** begin EXERCISE MATERIAL **

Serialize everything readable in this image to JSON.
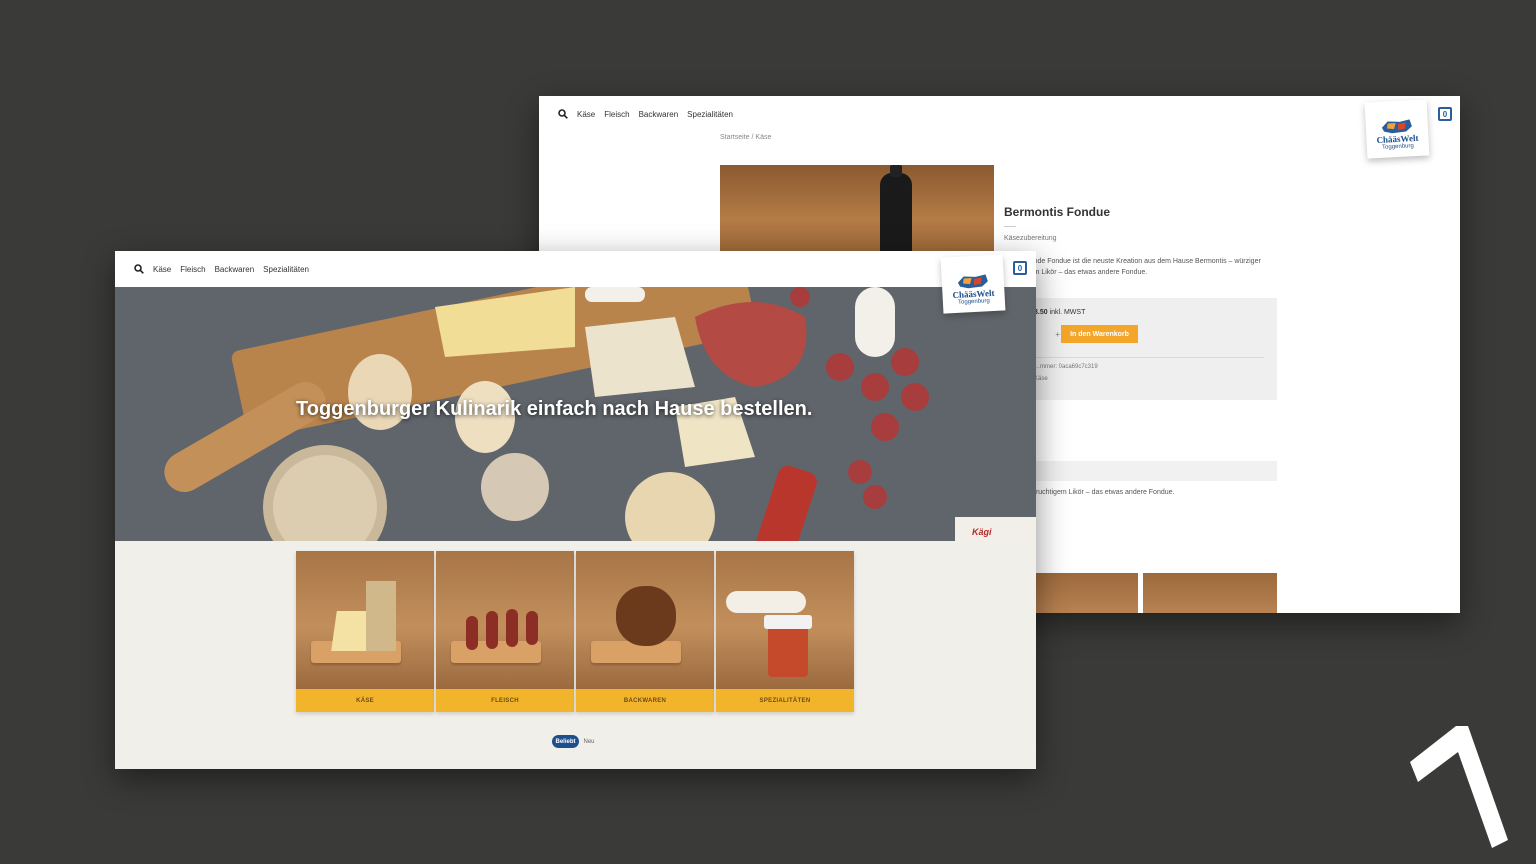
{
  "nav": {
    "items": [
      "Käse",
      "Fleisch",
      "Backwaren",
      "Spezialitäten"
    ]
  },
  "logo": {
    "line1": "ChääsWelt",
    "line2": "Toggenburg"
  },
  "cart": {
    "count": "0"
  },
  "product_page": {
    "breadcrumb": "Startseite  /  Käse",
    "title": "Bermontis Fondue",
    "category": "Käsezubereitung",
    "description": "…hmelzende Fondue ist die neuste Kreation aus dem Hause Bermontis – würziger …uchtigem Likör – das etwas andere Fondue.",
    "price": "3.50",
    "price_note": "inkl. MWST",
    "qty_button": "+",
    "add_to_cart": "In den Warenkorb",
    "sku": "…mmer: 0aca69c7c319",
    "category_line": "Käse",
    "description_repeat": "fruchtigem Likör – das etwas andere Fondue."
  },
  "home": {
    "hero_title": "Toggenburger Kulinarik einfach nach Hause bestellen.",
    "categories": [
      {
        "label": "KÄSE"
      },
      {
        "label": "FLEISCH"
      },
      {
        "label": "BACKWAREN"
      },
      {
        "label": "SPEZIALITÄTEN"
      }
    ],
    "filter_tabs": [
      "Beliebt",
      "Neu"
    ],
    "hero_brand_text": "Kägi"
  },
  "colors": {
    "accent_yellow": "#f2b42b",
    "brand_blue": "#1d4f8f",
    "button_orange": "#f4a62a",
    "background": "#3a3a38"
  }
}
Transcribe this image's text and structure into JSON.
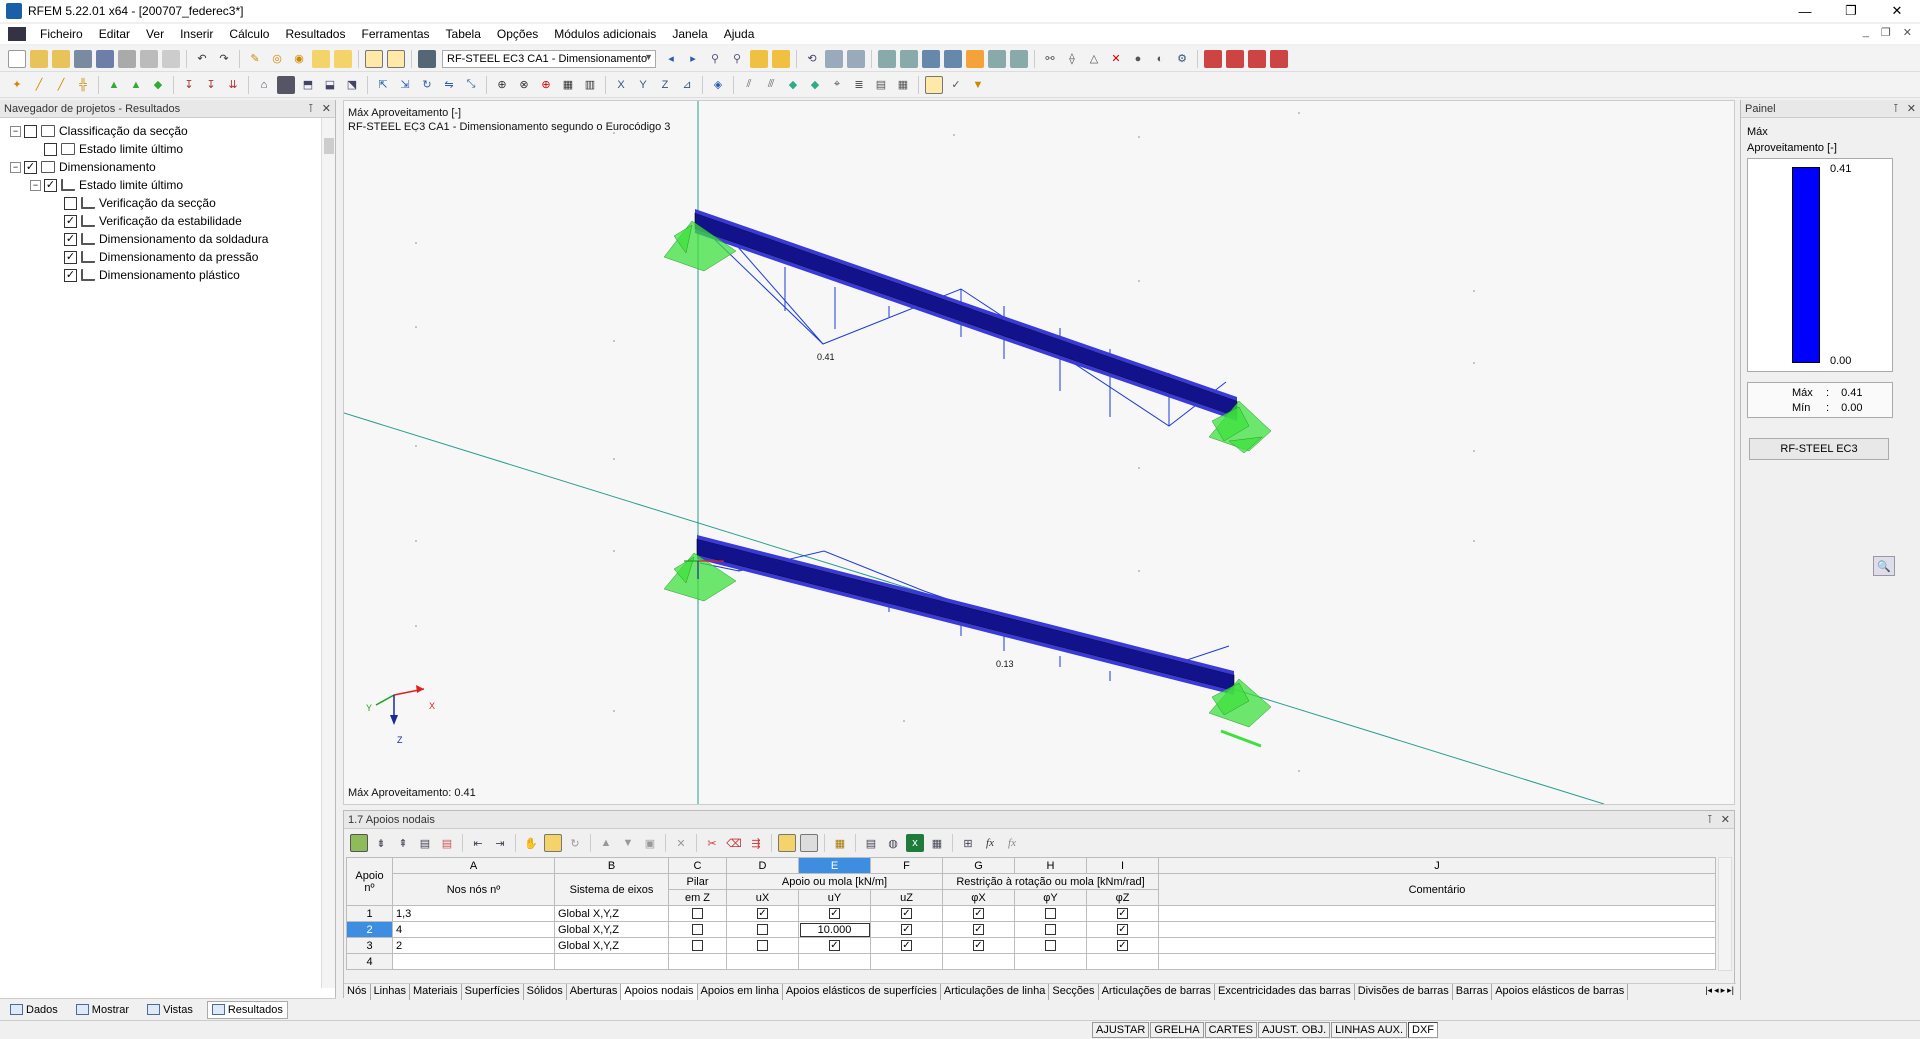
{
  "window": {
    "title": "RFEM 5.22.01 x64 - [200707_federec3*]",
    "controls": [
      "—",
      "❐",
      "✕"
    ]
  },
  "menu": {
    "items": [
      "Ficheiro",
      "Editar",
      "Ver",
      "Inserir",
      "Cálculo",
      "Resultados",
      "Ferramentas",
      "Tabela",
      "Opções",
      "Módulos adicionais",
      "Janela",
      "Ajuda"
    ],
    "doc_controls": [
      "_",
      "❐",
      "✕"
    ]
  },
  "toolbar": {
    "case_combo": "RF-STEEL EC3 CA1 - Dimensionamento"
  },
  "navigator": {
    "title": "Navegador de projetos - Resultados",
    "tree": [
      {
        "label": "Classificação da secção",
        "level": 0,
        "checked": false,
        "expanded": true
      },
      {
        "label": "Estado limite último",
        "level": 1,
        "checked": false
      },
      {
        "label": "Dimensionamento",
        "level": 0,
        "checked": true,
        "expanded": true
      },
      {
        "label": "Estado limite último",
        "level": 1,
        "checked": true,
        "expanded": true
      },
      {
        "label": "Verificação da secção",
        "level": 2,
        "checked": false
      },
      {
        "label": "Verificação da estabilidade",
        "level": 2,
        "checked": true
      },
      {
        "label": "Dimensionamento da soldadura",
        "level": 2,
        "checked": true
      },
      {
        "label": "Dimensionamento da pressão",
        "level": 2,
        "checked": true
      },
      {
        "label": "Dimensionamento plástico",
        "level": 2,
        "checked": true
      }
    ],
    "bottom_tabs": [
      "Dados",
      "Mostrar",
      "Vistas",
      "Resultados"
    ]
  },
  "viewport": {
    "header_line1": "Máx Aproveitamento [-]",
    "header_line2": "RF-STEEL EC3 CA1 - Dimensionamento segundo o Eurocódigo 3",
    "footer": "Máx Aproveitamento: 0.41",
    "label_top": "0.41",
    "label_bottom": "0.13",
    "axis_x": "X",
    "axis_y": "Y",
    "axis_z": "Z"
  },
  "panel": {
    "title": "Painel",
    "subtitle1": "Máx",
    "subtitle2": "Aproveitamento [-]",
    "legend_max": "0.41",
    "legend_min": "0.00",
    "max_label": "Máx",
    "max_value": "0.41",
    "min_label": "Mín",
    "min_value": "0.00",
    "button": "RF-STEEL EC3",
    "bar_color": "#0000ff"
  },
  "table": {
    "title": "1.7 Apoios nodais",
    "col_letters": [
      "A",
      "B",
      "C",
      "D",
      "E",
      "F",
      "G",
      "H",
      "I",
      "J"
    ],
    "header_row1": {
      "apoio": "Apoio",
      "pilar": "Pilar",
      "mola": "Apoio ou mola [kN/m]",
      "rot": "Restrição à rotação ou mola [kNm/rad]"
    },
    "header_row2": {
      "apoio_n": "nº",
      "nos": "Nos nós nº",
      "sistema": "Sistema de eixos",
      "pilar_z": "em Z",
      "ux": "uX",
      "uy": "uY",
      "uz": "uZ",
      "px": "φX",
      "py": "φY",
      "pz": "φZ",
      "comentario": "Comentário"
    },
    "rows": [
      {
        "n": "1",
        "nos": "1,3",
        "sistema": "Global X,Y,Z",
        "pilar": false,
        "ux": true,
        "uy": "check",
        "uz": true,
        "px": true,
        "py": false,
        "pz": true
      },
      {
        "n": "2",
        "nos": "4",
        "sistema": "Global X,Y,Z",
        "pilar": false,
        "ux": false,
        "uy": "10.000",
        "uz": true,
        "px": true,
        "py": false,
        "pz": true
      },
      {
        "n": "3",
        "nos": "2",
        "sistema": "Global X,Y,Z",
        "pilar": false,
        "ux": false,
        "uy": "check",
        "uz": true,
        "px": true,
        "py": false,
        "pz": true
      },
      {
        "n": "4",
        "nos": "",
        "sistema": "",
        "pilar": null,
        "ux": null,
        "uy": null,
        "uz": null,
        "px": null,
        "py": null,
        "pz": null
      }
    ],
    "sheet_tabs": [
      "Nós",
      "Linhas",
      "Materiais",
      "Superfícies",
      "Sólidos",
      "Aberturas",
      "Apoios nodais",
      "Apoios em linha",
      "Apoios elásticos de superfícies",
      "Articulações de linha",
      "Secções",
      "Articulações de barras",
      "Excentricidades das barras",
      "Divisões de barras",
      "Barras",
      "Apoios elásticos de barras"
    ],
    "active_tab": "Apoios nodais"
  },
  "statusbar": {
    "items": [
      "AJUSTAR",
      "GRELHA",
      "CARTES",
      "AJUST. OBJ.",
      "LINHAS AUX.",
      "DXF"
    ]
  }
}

** end EXERCISE MATERIAL **

## EXERCISE
Look above for lines with the word "Verificação" and copy them all.

## WRITTEN ANSWER
        "label": "Verificação da secção",
        "label": "Verificação da estabilidade",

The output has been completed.